====== PROVIDED MATERIAL ======

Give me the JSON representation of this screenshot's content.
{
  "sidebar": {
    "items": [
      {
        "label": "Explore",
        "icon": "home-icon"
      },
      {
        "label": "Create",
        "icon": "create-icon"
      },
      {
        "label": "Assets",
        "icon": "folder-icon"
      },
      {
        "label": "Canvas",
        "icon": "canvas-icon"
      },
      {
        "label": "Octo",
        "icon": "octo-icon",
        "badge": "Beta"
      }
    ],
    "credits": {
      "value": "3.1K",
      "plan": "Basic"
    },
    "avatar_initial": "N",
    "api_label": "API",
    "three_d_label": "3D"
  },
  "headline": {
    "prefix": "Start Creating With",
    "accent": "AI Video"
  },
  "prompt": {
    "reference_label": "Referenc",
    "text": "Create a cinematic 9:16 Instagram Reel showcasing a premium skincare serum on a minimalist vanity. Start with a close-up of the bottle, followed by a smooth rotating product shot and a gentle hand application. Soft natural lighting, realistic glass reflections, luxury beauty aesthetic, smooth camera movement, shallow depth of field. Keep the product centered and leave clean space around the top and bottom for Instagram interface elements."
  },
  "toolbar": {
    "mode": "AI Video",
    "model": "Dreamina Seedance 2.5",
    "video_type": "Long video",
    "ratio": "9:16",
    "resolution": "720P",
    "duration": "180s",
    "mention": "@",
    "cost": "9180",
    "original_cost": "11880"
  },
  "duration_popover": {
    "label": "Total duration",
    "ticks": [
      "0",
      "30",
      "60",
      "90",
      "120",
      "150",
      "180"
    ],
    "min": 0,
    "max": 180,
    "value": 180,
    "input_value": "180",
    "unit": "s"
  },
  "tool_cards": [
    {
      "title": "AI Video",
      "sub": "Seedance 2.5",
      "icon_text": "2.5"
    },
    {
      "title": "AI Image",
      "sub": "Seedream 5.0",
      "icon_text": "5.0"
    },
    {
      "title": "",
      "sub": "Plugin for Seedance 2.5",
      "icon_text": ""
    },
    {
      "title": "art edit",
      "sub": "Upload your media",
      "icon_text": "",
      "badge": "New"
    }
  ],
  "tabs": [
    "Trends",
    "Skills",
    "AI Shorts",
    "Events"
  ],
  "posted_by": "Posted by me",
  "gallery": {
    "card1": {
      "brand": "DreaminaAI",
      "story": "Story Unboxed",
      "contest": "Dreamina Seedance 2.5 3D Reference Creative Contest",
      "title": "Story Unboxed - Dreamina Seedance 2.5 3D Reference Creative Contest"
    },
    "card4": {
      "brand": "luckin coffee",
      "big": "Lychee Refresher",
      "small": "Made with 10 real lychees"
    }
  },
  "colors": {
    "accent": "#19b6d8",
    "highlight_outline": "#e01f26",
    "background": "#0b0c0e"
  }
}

======

TASK INSTRUCTIONS: Copy every line of the material, please, keeping it exactly the same.

THE REPLY:
Give me the JSON representation of this screenshot's content.
{
  "sidebar": {
    "items": [
      {
        "label": "Explore",
        "icon": "home-icon"
      },
      {
        "label": "Create",
        "icon": "create-icon"
      },
      {
        "label": "Assets",
        "icon": "folder-icon"
      },
      {
        "label": "Canvas",
        "icon": "canvas-icon"
      },
      {
        "label": "Octo",
        "icon": "octo-icon",
        "badge": "Beta"
      }
    ],
    "credits": {
      "value": "3.1K",
      "plan": "Basic"
    },
    "avatar_initial": "N",
    "api_label": "API",
    "three_d_label": "3D"
  },
  "headline": {
    "prefix": "Start Creating With",
    "accent": "AI Video"
  },
  "prompt": {
    "reference_label": "Referenc",
    "text": "Create a cinematic 9:16 Instagram Reel showcasing a premium skincare serum on a minimalist vanity. Start with a close-up of the bottle, followed by a smooth rotating product shot and a gentle hand application. Soft natural lighting, realistic glass reflections, luxury beauty aesthetic, smooth camera movement, shallow depth of field. Keep the product centered and leave clean space around the top and bottom for Instagram interface elements."
  },
  "toolbar": {
    "mode": "AI Video",
    "model": "Dreamina Seedance 2.5",
    "video_type": "Long video",
    "ratio": "9:16",
    "resolution": "720P",
    "duration": "180s",
    "mention": "@",
    "cost": "9180",
    "original_cost": "11880"
  },
  "duration_popover": {
    "label": "Total duration",
    "ticks": [
      "0",
      "30",
      "60",
      "90",
      "120",
      "150",
      "180"
    ],
    "min": 0,
    "max": 180,
    "value": 180,
    "input_value": "180",
    "unit": "s"
  },
  "tool_cards": [
    {
      "title": "AI Video",
      "sub": "Seedance 2.5",
      "icon_text": "2.5"
    },
    {
      "title": "AI Image",
      "sub": "Seedream 5.0",
      "icon_text": "5.0"
    },
    {
      "title": "",
      "sub": "Plugin for Seedance 2.5",
      "icon_text": ""
    },
    {
      "title": "art edit",
      "sub": "Upload your media",
      "icon_text": "",
      "badge": "New"
    }
  ],
  "tabs": [
    "Trends",
    "Skills",
    "AI Shorts",
    "Events"
  ],
  "posted_by": "Posted by me",
  "gallery": {
    "card1": {
      "brand": "DreaminaAI",
      "story": "Story Unboxed",
      "contest": "Dreamina Seedance 2.5 3D Reference Creative Contest",
      "title": "Story Unboxed - Dreamina Seedance 2.5 3D Reference Creative Contest"
    },
    "card4": {
      "brand": "luckin coffee",
      "big": "Lychee Refresher",
      "small": "Made with 10 real lychees"
    }
  },
  "colors": {
    "accent": "#19b6d8",
    "highlight_outline": "#e01f26",
    "background": "#0b0c0e"
  }
}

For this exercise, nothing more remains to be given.